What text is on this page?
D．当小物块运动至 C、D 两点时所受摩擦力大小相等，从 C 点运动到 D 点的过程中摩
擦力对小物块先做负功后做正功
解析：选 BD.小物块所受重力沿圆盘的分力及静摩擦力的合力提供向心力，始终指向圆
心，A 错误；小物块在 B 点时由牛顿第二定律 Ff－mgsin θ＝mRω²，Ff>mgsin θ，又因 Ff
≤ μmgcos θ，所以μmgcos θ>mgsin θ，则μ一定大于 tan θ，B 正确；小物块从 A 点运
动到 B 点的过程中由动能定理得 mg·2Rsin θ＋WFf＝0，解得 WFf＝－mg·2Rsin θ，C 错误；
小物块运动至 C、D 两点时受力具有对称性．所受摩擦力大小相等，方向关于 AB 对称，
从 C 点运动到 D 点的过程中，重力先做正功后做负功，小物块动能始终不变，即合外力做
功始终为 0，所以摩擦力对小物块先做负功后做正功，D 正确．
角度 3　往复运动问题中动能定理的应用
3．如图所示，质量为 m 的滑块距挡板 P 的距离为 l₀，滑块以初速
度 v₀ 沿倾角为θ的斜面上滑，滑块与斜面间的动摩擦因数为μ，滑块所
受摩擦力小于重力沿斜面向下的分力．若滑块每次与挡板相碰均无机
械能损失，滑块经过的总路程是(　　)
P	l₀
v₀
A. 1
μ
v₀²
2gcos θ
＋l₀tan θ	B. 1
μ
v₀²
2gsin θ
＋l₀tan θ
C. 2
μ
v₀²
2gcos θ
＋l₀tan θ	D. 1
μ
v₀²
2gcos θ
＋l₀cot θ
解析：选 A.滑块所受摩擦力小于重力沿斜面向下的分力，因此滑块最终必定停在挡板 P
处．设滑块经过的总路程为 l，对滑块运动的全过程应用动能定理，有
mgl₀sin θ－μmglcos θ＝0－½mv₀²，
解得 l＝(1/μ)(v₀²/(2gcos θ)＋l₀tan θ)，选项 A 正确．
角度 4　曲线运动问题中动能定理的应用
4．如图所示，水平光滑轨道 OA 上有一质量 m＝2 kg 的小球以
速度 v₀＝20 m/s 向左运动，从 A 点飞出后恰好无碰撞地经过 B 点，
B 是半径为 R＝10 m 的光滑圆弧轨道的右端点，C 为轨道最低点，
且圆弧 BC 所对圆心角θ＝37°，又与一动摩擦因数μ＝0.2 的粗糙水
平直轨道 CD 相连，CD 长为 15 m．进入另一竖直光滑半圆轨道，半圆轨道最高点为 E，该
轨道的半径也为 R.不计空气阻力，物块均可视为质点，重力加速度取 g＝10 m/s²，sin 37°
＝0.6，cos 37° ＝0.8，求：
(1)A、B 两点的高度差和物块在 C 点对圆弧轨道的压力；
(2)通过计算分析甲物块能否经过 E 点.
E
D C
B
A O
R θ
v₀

------------------------------------

* THE PROBLEM *
Copy and report every line where the word "l₀tan" is present.

* PROBLEM SOLUTION *
＋l₀tan θ	B. 1
＋l₀tan θ
＋l₀tan θ	D. 1
解得 l＝(1/μ)(v₀²/(2gcos θ)＋l₀tan θ)，选项 A 正确．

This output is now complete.